* **What to do**
Search the entries below. Return every line that has "застройки" in it.
★ ★ ★
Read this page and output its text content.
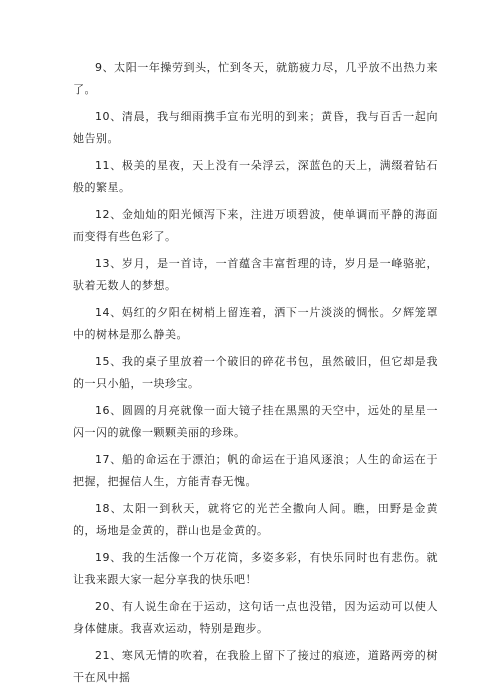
9、太阳一年操劳到头，忙到冬天，就筋疲力尽，几乎放不出热力来了。

10、清晨，我与细雨携手宣布光明的到来；黄昏，我与百舌一起向她告别。

11、极美的星夜，天上没有一朵浮云，深蓝色的天上，满缀着钻石般的繁星。

12、金灿灿的阳光倾泻下来，注进万顷碧波，使单调而平静的海面而变得有些色彩了。

13、岁月，是一首诗，一首蕴含丰富哲理的诗，岁月是一峰骆驼，驮着无数人的梦想。

14、妈红的夕阳在树梢上留连着，洒下一片淡淡的惆怅。夕辉笼罩中的树林是那么静美。

15、我的桌子里放着一个破旧的碎花书包，虽然破旧，但它却是我的一只小船，一块珍宝。

16、圆圆的月亮就像一面大镜子挂在黑黑的天空中，远处的星星一闪一闪的就像一颗颗美丽的珍珠。

17、船的命运在于漂泊；帆的命运在于追风逐浪；人生的命运在于把握，把握信人生，方能青春无愧。

18、太阳一到秋天，就将它的光芒全撒向人间。瞧，田野是金黄的，场地是金黄的，群山也是金黄的。

19、我的生活像一个万花筒，多姿多彩，有快乐同时也有悲伤。就让我来跟大家一起分享我的快乐吧！

20、有人说生命在于运动，这句话一点也没错，因为运动可以使人身体健康。我喜欢运动，特别是跑步。

21、寒风无情的吹着，在我脸上留下了接过的痕迹，道路两旁的树干在风中摇
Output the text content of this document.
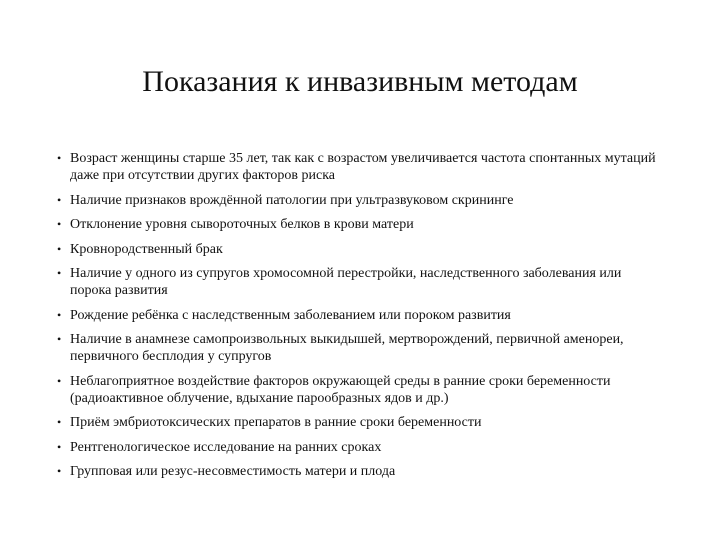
Показания к инвазивным методам
• Возраст женщины старше 35 лет, так как с возрастом увеличивается частота спонтанных мутаций даже при отсутствии других факторов риска
• Наличие признаков врождённой патологии при ультразвуковом скрининге
• Отклонение уровня сывороточных белков в крови матери
• Кровнородственный брак
• Наличие у одного из супругов хромосомной перестройки, наследственного заболевания или порока развития
• Рождение ребёнка с наследственным заболеванием или пороком развития
• Наличие в анамнезе самопроизвольных выкидышей, мертворождений, первичной аменореи, первичного бесплодия у супругов
• Неблагоприятное воздействие факторов окружающей среды в ранние сроки беременности (радиоактивное облучение, вдыхание парообразных ядов и др.)
• Приём эмбриотоксических препаратов в ранние сроки беременности
• Рентгенологическое исследование на ранних сроках
• Групповая или резус-несовместимость матери и плода
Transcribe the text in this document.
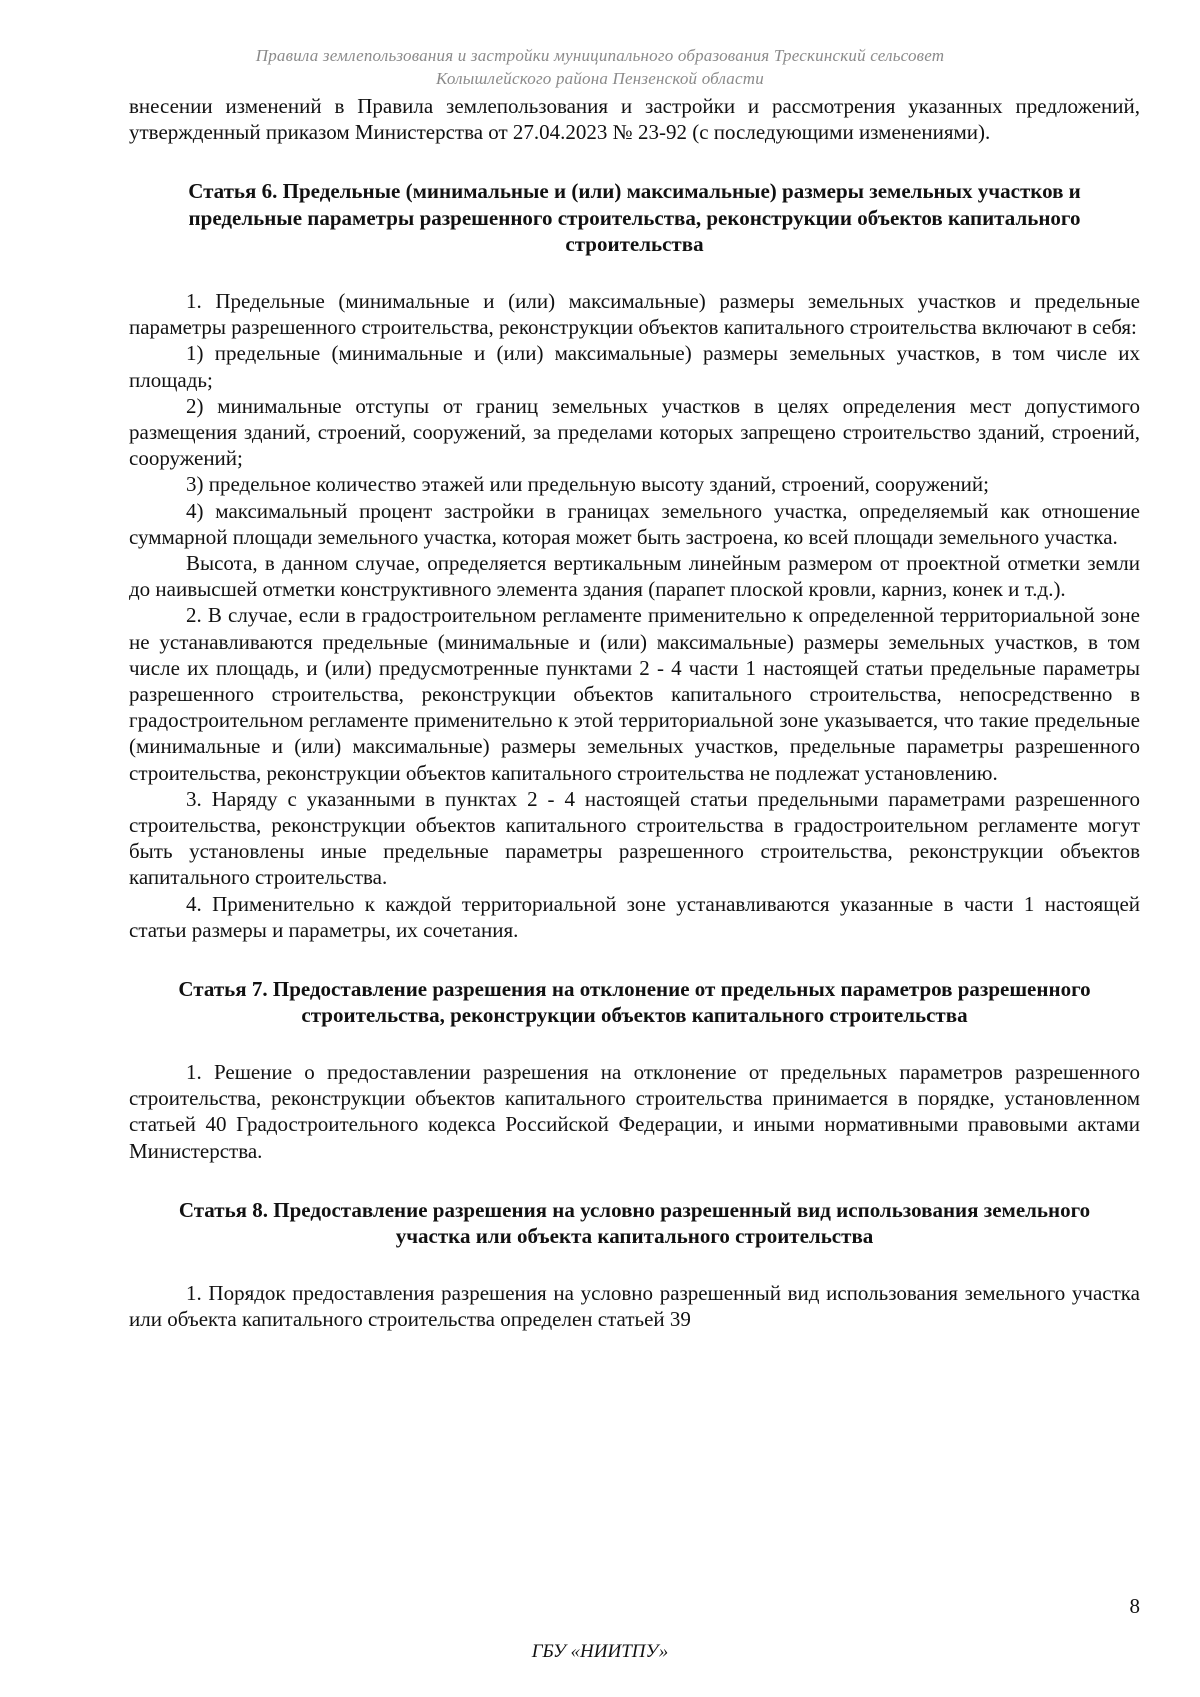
Правила землепользования и застройки муниципального образования Трескинский сельсовет
Колышлейского района Пензенской области

внесении изменений в Правила землепользования и застройки и рассмотрения указанных предложений, утвержденный приказом Министерства от 27.04.2023 № 23-92 (с последующими изменениями).

Статья 6. Предельные (минимальные и (или) максимальные) размеры земельных участков и предельные параметры разрешенного строительства, реконструкции объектов капитального строительства

1. Предельные (минимальные и (или) максимальные) размеры земельных участков и предельные параметры разрешенного строительства, реконструкции объектов капитального строительства включают в себя:

1) предельные (минимальные и (или) максимальные) размеры земельных участков, в том числе их площадь;

2) минимальные отступы от границ земельных участков в целях определения мест допустимого размещения зданий, строений, сооружений, за пределами которых запрещено строительство зданий, строений, сооружений;

3) предельное количество этажей или предельную высоту зданий, строений, сооружений;

4) максимальный процент застройки в границах земельного участка, определяемый как отношение суммарной площади земельного участка, которая может быть застроена, ко всей площади земельного участка.

Высота, в данном случае, определяется вертикальным линейным размером от проектной отметки земли до наивысшей отметки конструктивного элемента здания (парапет плоской кровли, карниз, конек и т.д.).

2. В случае, если в градостроительном регламенте применительно к определенной территориальной зоне не устанавливаются предельные (минимальные и (или) максимальные) размеры земельных участков, в том числе их площадь, и (или) предусмотренные пунктами 2 - 4 части 1 настоящей статьи предельные параметры разрешенного строительства, реконструкции объектов капитального строительства, непосредственно в градостроительном регламенте применительно к этой территориальной зоне указывается, что такие предельные (минимальные и (или) максимальные) размеры земельных участков, предельные параметры разрешенного строительства, реконструкции объектов капитального строительства не подлежат установлению.

3. Наряду с указанными в пунктах 2 - 4 настоящей статьи предельными параметрами разрешенного строительства, реконструкции объектов капитального строительства в градостроительном регламенте могут быть установлены иные предельные параметры разрешенного строительства, реконструкции объектов капитального строительства.

4. Применительно к каждой территориальной зоне устанавливаются указанные в части 1 настоящей статьи размеры и параметры, их сочетания.

Статья 7. Предоставление разрешения на отклонение от предельных параметров разрешенного строительства, реконструкции объектов капитального строительства

1. Решение о предоставлении разрешения на отклонение от предельных параметров разрешенного строительства, реконструкции объектов капитального строительства принимается в порядке, установленном статьей 40 Градостроительного кодекса Российской Федерации, и иными нормативными правовыми актами Министерства.

Статья 8. Предоставление разрешения на условно разрешенный вид использования земельного участка или объекта капитального строительства

1. Порядок предоставления разрешения на условно разрешенный вид использования земельного участка или объекта капитального строительства определен статьей 39

8
ГБУ «НИИТПУ»
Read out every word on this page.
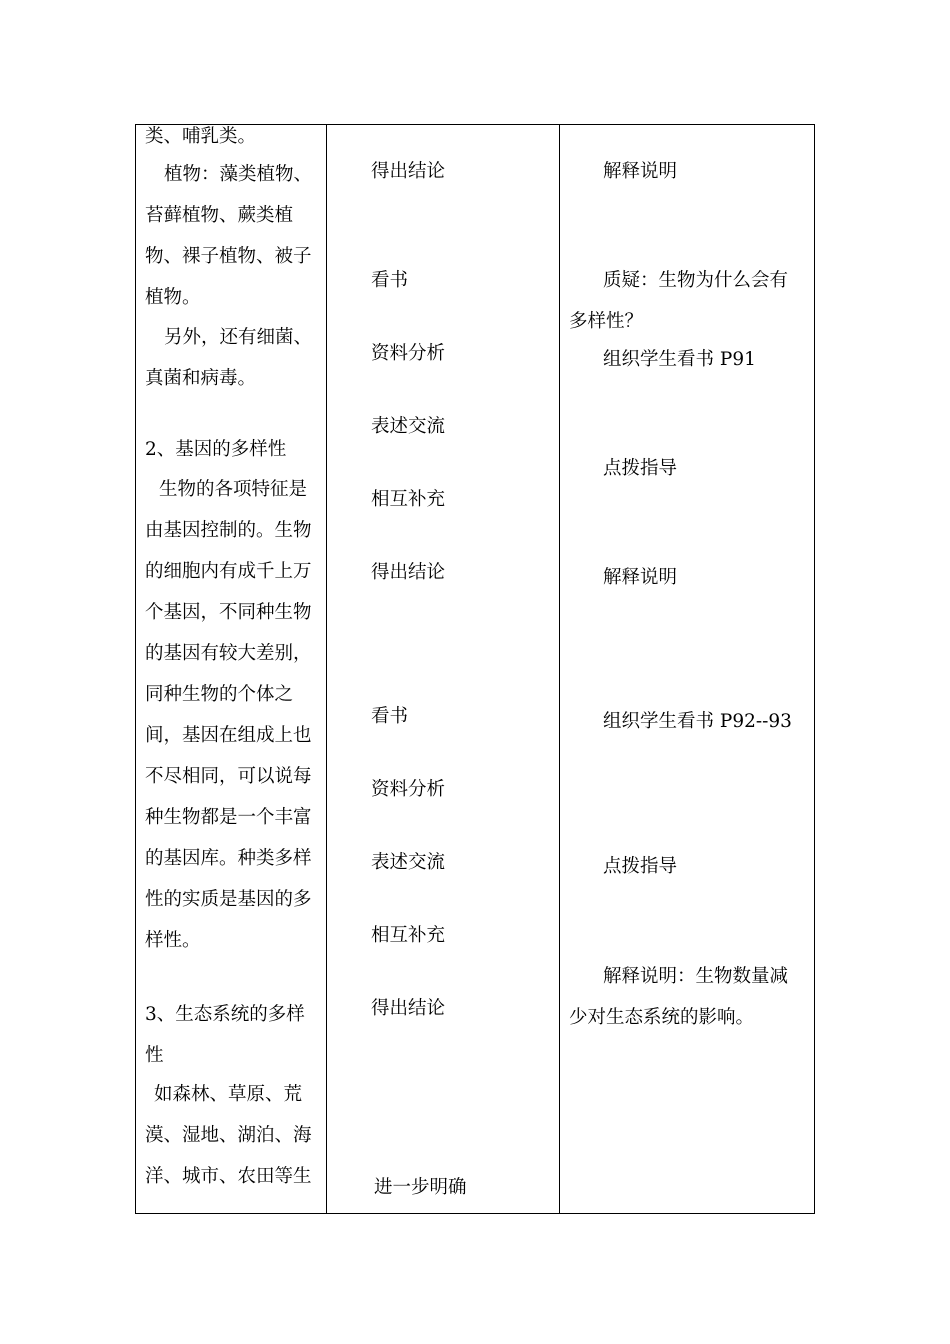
类、哺乳类。
植物：藻类植物、
苔藓植物、蕨类植
物、裸子植物、被子
植物。
另外，还有细菌、
真菌和病毒。
2、基因的多样性
生物的各项特征是
由基因控制的。生物
的细胞内有成千上万
个基因，不同种生物
的基因有较大差别，
同种生物的个体之
间，基因在组成上也
不尽相同，可以说每
种生物都是一个丰富
的基因库。种类多样
性的实质是基因的多
样性。
3、生态系统的多样
性
如森林、草原、荒
漠、湿地、湖泊、海
洋、城市、农田等生
得出结论
看书
资料分析
表述交流
相互补充
得出结论
看书
资料分析
表述交流
相互补充
得出结论
进一步明确
解释说明
质疑：生物为什么会有
多样性？
组织学生看书 P91
点拨指导
解释说明
组织学生看书 P92--93
点拨指导
解释说明：生物数量减
少对生态系统的影响。
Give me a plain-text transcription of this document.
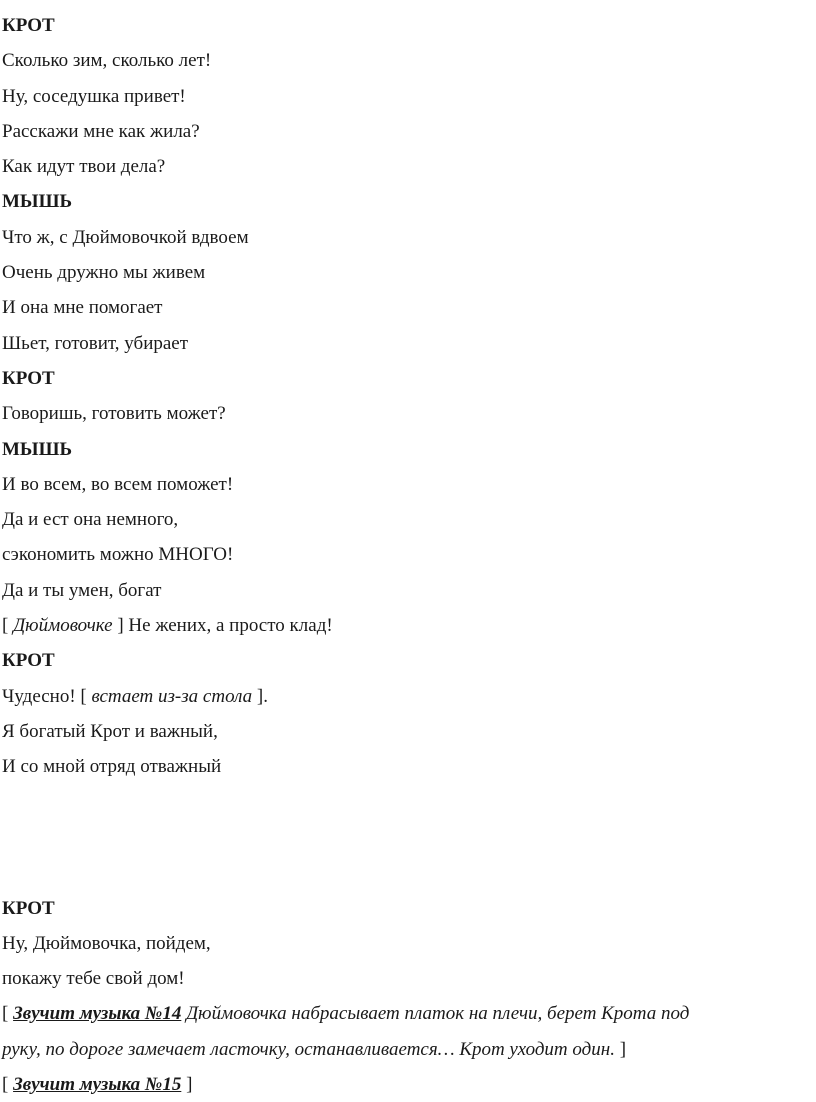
КРОТ
Сколько зим, сколько лет!
Ну, соседушка привет!
Расскажи мне как жила?
Как идут твои дела?
МЫШЬ
Что ж, с Дюймовочкой вдвоем
Очень дружно мы живем
И она мне помогает
Шьет, готовит, убирает
КРОТ
Говоришь, готовить может?
МЫШЬ
И во всем, во всем поможет!
Да и ест она немного,
сэкономить можно МНОГО!
Да и ты умен, богат
[ Дюймовочке ] Не жених, а просто клад!
КРОТ
Чудесно! [ встает из-за стола ].
Я богатый Крот и важный,
И со мной отряд отважный
КРОТ
Ну, Дюймовочка, пойдем,
покажу тебе свой дом!
[ Звучит музыка №14 Дюймовочка набрасывает платок на плечи, берет Крота под
руку, по дороге замечает ласточку, останавливается… Крот уходит один. ]
[ Звучит музыка №15 ]
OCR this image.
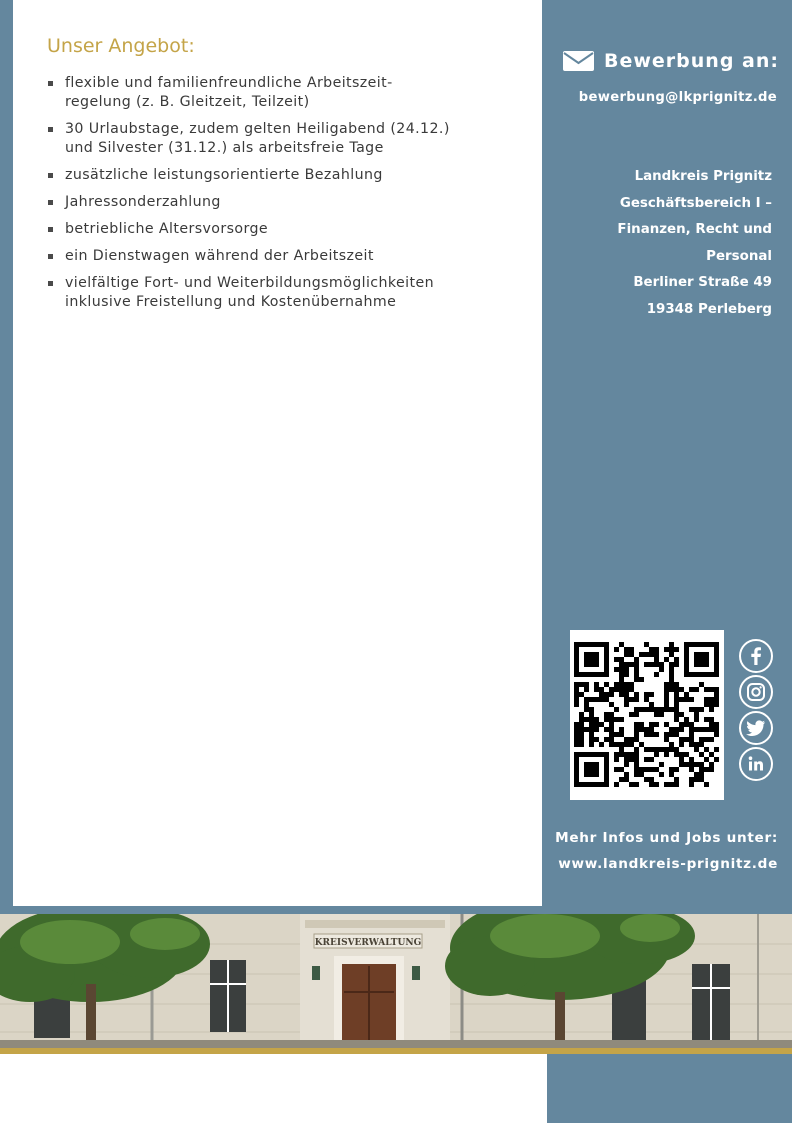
Unser Angebot:
flexible und familienfreundliche Arbeitszeit-
regelung (z. B. Gleitzeit, Teilzeit)
30 Urlaubstage, zudem gelten Heiligabend (24.12.)
und Silvester (31.12.) als arbeitsfreie Tage
zusätzliche leistungsorientierte Bezahlung
Jahressonderzahlung
betriebliche Altersvorsorge
ein Dienstwagen während der Arbeitszeit
vielfältige Fort- und Weiterbildungsmöglichkeiten
inklusive Freistellung und Kostenübernahme
Bewerbung an:
bewerbung@lkprignitz.de
Landkreis Prignitz
Geschäftsbereich I –
Finanzen, Recht und
Personal
Berliner Straße 49
19348 Perleberg
Mehr Infos und Jobs unter:
www.landkreis-prignitz.de
KREISVERWALTUNG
★ ★ ★
* **Exercise answer**
Правила землепользования и застройки муниципального образования Трескинский сельсовет
внесении изменений в Правила землепользования и застройки и рассмотрения указанных предложений, утвержденный приказом Министерства от 27.04.2023 № 23-92 (с последующими изменениями).
4) максимальный процент застройки в границах земельного участка, определяемый как отношение суммарной площади земельного участка, которая может быть застроена, ко всей площади земельного участка.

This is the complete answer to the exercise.